(WHAT NEEDS TO BE DONE)
Read the lines that follow and pick out every one containing the word "Checker".

(EXERCISE MATERIAL)
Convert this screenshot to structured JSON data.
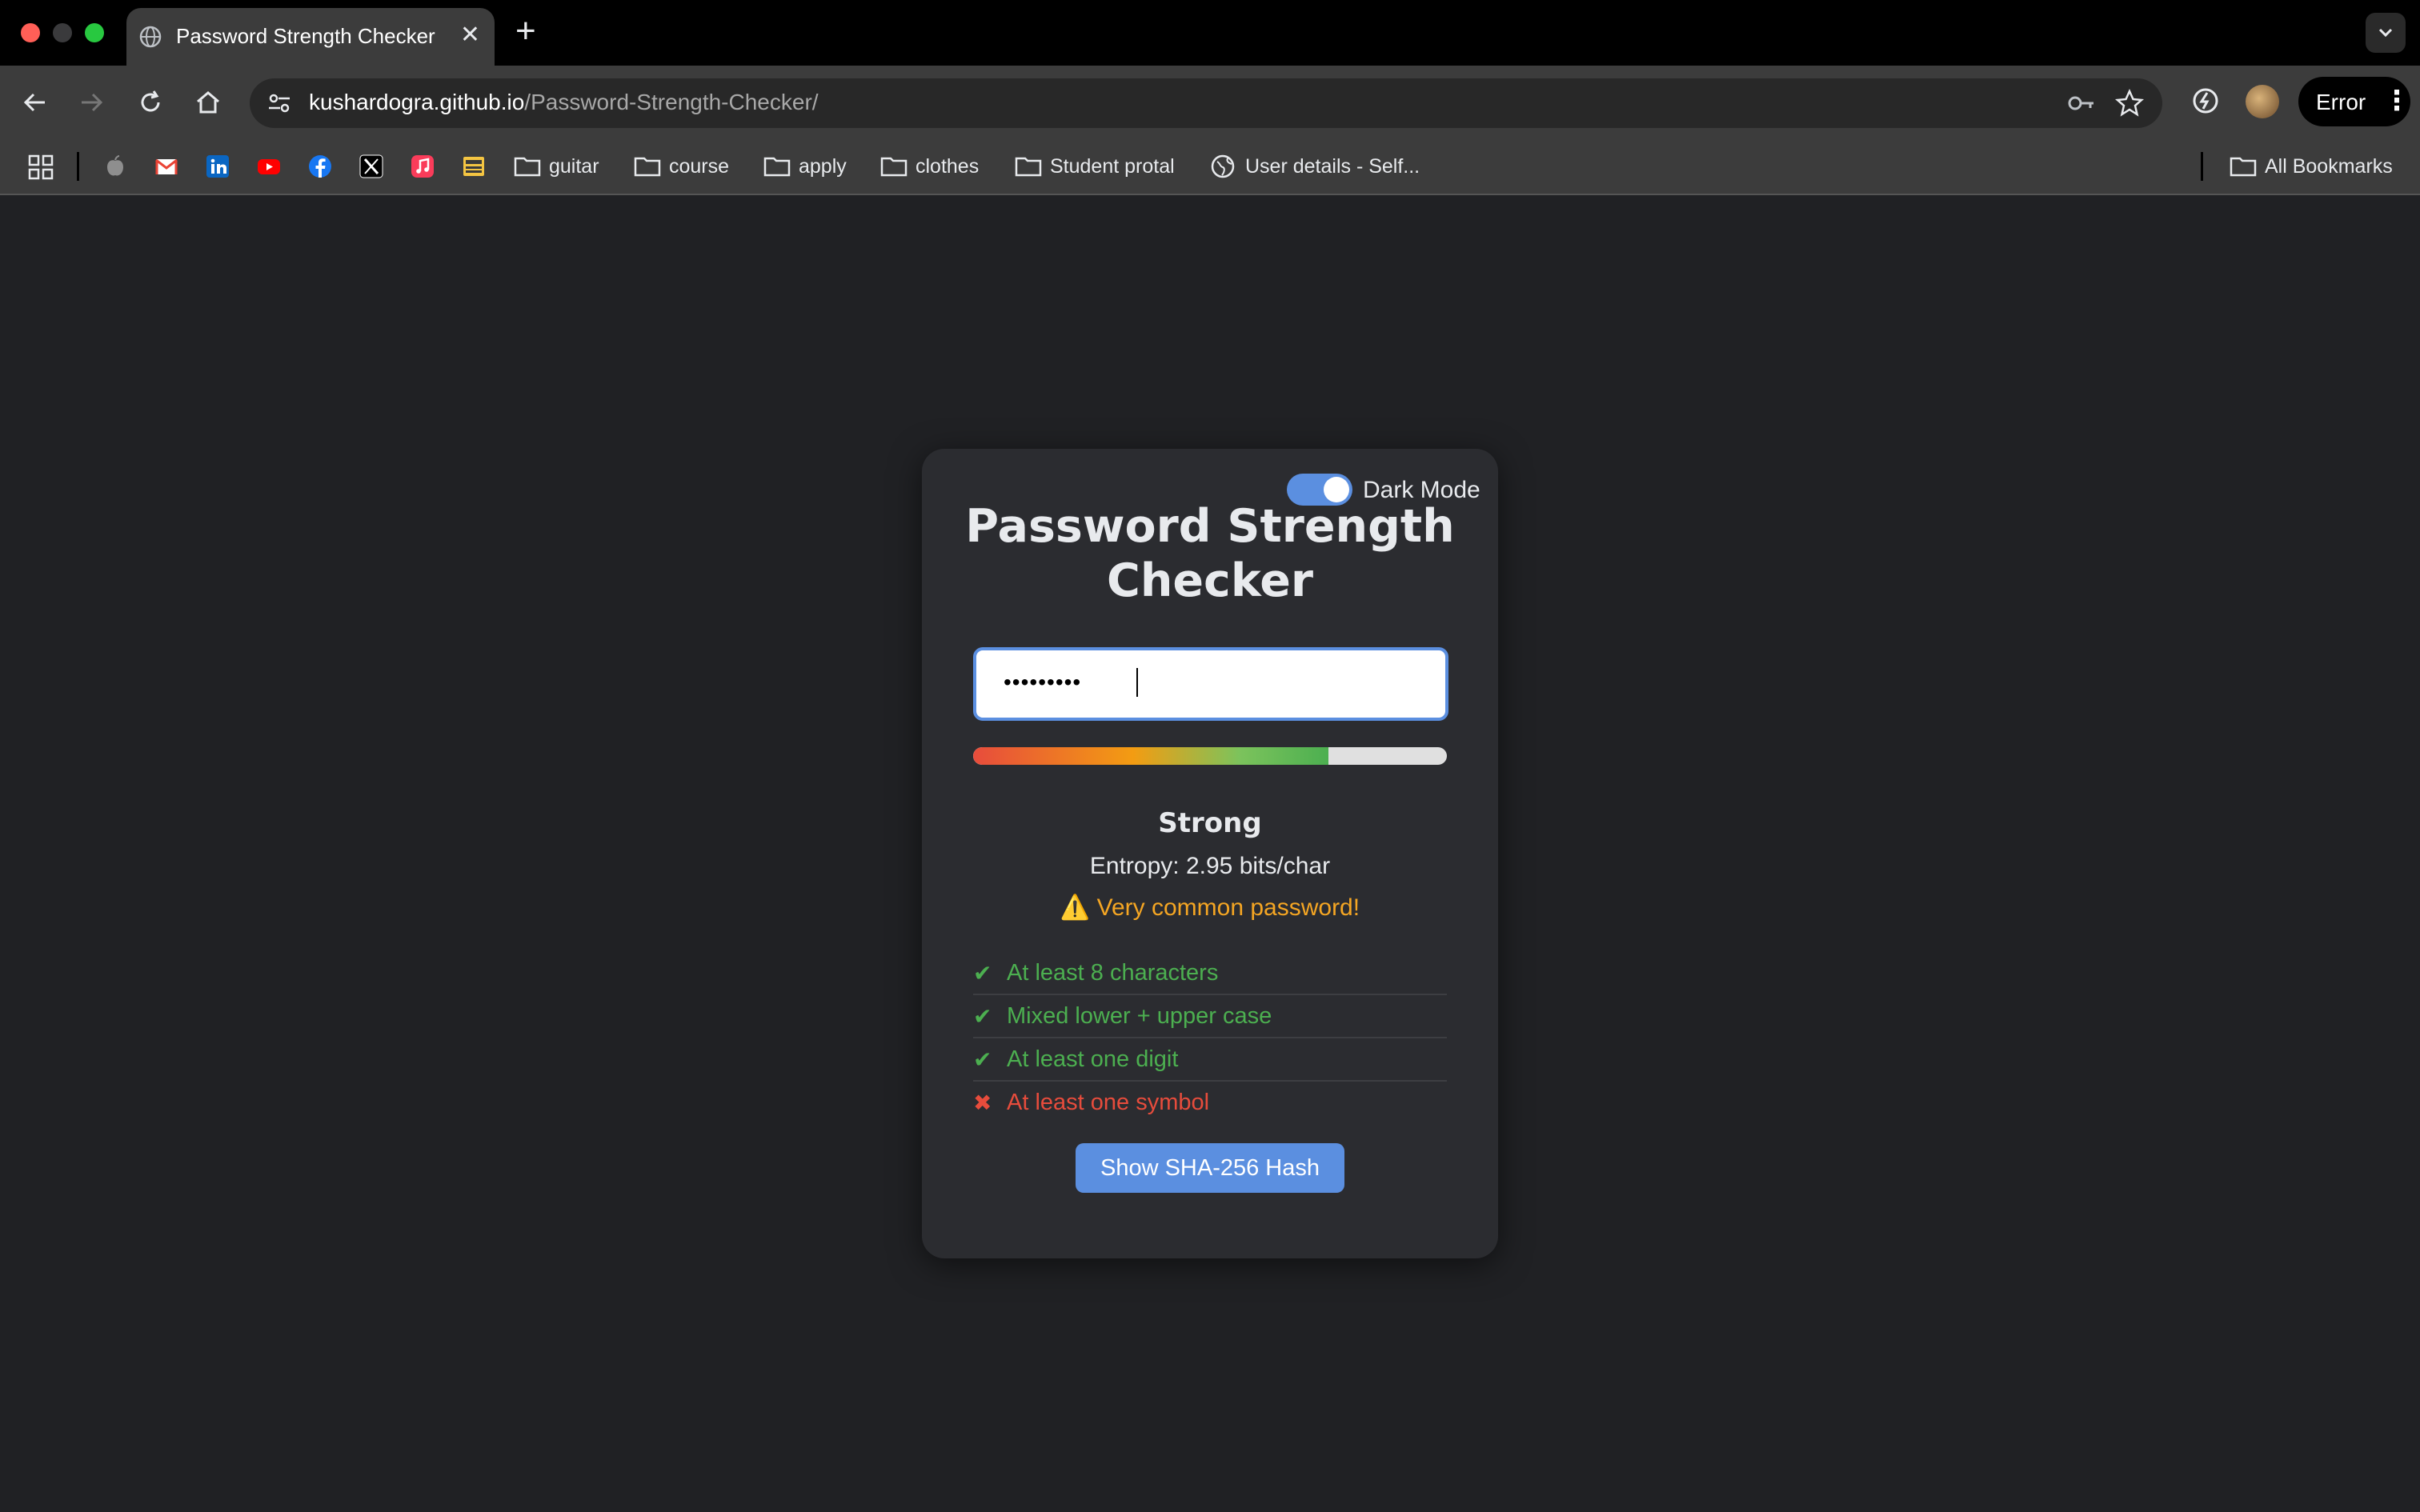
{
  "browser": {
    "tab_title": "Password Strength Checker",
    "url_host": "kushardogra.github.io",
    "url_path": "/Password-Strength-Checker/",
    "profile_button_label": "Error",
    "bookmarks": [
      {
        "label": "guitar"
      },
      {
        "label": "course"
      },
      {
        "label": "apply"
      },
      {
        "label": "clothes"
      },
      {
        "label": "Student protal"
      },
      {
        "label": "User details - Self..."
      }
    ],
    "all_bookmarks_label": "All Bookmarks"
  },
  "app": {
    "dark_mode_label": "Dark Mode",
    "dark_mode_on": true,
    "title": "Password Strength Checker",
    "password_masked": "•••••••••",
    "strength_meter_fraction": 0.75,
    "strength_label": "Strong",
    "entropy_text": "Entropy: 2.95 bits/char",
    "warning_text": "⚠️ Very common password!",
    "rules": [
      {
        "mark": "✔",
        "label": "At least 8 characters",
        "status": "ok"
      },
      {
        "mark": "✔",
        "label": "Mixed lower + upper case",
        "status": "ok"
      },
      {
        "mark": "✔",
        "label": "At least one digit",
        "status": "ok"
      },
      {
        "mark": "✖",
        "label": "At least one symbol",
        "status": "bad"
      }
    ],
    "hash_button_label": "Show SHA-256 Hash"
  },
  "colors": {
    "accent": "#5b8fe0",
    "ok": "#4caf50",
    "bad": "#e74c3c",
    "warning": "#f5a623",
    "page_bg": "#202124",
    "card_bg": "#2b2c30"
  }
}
---
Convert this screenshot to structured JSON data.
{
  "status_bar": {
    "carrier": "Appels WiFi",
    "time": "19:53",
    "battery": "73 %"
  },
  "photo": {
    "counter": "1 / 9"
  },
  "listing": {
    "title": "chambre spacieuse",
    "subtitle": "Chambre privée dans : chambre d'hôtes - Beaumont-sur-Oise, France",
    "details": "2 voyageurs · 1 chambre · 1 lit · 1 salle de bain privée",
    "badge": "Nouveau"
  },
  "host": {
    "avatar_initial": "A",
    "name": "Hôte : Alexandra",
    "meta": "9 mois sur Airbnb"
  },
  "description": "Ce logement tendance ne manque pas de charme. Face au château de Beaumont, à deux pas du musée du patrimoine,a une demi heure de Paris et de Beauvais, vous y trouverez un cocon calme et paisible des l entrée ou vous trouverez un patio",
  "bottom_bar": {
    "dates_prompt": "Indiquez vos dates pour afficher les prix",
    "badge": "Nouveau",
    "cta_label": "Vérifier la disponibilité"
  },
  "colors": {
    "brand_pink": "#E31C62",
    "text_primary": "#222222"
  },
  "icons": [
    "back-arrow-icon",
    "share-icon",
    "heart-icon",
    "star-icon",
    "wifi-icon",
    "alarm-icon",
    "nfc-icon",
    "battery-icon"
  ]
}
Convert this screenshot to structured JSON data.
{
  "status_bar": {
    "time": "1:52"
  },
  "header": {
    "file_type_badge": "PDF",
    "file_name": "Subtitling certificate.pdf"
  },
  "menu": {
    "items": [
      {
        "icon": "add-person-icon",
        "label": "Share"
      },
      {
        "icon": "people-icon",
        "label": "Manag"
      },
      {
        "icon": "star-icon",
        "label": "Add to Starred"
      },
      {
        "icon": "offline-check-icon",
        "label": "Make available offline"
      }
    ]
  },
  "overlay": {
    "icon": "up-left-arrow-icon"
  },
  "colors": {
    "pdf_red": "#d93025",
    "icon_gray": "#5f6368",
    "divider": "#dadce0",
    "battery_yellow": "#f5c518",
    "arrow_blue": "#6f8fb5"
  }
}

(RESULT OF THE TASK)
    "tab_title": "Password Strength Checker",
    "url_path": "/Password-Strength-Checker/",
    "title": "Password Strength Checker",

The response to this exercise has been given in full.